- **Task requirements**:
Copy out the data below verbatim.

- **Records to process**:
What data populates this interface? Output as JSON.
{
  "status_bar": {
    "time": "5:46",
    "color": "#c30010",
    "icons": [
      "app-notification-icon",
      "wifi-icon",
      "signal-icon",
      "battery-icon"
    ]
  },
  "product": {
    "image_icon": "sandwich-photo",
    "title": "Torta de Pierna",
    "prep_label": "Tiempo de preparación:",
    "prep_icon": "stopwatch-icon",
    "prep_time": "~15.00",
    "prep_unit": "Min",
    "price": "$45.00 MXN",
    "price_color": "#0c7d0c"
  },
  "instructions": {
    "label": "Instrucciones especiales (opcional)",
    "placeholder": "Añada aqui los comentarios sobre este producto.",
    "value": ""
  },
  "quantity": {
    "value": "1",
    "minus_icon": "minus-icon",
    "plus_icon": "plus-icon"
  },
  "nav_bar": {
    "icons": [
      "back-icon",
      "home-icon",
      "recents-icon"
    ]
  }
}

- **The reply**:
What data populates this interface? Output as JSON.
{
  "status_bar": {
    "time": "5:46",
    "color": "#c30010",
    "icons": [
      "app-notification-icon",
      "wifi-icon",
      "signal-icon",
      "battery-icon"
    ]
  },
  "product": {
    "image_icon": "sandwich-photo",
    "title": "Torta de Pierna",
    "prep_label": "Tiempo de preparación:",
    "prep_icon": "stopwatch-icon",
    "prep_time": "~15.00",
    "prep_unit": "Min",
    "price": "$45.00 MXN",
    "price_color": "#0c7d0c"
  },
  "instructions": {
    "label": "Instrucciones especiales (opcional)",
    "placeholder": "Añada aqui los comentarios sobre este producto.",
    "value": ""
  },
  "quantity": {
    "value": "1",
    "minus_icon": "minus-icon",
    "plus_icon": "plus-icon"
  },
  "nav_bar": {
    "icons": [
      "back-icon",
      "home-icon",
      "recents-icon"
    ]
  }
}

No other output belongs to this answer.